#### Work to complete:
Set down, without alteration, the lines from the one that contains "Type out the text in this image." through the final line of the material below.

++++++++

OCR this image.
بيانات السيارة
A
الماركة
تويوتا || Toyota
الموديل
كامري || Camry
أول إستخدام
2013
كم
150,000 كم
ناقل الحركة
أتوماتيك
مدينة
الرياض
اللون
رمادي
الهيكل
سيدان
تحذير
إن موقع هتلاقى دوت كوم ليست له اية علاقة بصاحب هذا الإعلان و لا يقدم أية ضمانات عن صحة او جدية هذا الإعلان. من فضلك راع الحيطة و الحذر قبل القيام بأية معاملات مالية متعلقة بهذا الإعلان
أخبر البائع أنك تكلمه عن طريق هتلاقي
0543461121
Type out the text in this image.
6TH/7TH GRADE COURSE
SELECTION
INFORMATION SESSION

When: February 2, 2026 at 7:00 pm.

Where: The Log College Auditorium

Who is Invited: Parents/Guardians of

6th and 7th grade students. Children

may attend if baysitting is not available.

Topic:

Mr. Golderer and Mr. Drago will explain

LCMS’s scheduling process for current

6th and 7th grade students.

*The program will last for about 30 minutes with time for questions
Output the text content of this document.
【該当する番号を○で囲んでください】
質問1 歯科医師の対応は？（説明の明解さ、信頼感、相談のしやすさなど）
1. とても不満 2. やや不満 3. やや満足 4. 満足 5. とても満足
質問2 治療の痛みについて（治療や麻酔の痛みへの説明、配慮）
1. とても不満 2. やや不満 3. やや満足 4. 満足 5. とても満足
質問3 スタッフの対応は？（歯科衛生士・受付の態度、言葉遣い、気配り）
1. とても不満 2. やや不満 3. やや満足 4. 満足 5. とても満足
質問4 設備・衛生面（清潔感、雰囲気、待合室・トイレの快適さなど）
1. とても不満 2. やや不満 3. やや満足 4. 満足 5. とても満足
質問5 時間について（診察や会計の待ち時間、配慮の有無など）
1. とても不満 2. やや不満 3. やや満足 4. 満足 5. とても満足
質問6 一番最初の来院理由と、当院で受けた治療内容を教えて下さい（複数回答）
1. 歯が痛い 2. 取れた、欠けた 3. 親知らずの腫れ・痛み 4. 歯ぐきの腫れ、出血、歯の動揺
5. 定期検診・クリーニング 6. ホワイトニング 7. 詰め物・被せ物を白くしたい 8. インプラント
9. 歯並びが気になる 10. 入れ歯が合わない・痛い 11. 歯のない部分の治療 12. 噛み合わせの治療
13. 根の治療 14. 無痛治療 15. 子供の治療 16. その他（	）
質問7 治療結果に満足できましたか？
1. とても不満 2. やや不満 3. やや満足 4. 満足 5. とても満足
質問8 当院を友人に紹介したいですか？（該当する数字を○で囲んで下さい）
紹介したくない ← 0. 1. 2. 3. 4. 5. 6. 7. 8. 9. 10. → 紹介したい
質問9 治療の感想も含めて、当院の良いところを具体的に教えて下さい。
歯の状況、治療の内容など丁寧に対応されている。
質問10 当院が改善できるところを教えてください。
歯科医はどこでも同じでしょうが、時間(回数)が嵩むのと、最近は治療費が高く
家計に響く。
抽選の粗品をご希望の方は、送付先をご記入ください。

++++++++

#### Solution for this problem:
Type out the text in this image.
6TH/7TH GRADE COURSE
SELECTION
INFORMATION SESSION

When: February 2, 2026 at 7:00 pm.

Where: The Log College Auditorium

Who is Invited: Parents/Guardians of

6th and 7th grade students. Children

may attend if baysitting is not available.

Topic:

Mr. Golderer and Mr. Drago will explain

LCMS’s scheduling process for current

6th and 7th grade students.

*The program will last for about 30 minutes with time for questions
Output the text content of this document.
【該当する番号を○で囲んでください】
質問1 歯科医師の対応は？（説明の明解さ、信頼感、相談のしやすさなど）
1. とても不満 2. やや不満 3. やや満足 4. 満足 5. とても満足
質問2 治療の痛みについて（治療や麻酔の痛みへの説明、配慮）
1. とても不満 2. やや不満 3. やや満足 4. 満足 5. とても満足
質問3 スタッフの対応は？（歯科衛生士・受付の態度、言葉遣い、気配り）
1. とても不満 2. やや不満 3. やや満足 4. 満足 5. とても満足
質問4 設備・衛生面（清潔感、雰囲気、待合室・トイレの快適さなど）
1. とても不満 2. やや不満 3. やや満足 4. 満足 5. とても満足
質問5 時間について（診察や会計の待ち時間、配慮の有無など）
1. とても不満 2. やや不満 3. やや満足 4. 満足 5. とても満足
質問6 一番最初の来院理由と、当院で受けた治療内容を教えて下さい（複数回答）
1. 歯が痛い 2. 取れた、欠けた 3. 親知らずの腫れ・痛み 4. 歯ぐきの腫れ、出血、歯の動揺
5. 定期検診・クリーニング 6. ホワイトニング 7. 詰め物・被せ物を白くしたい 8. インプラント
9. 歯並びが気になる 10. 入れ歯が合わない・痛い 11. 歯のない部分の治療 12. 噛み合わせの治療
13. 根の治療 14. 無痛治療 15. 子供の治療 16. その他（	）
質問7 治療結果に満足できましたか？
1. とても不満 2. やや不満 3. やや満足 4. 満足 5. とても満足
質問8 当院を友人に紹介したいですか？（該当する数字を○で囲んで下さい）
紹介したくない ← 0. 1. 2. 3. 4. 5. 6. 7. 8. 9. 10. → 紹介したい
質問9 治療の感想も含めて、当院の良いところを具体的に教えて下さい。
歯の状況、治療の内容など丁寧に対応されている。
質問10 当院が改善できるところを教えてください。
歯科医はどこでも同じでしょうが、時間(回数)が嵩むのと、最近は治療費が高く
家計に響く。
抽選の粗品をご希望の方は、送付先をご記入ください。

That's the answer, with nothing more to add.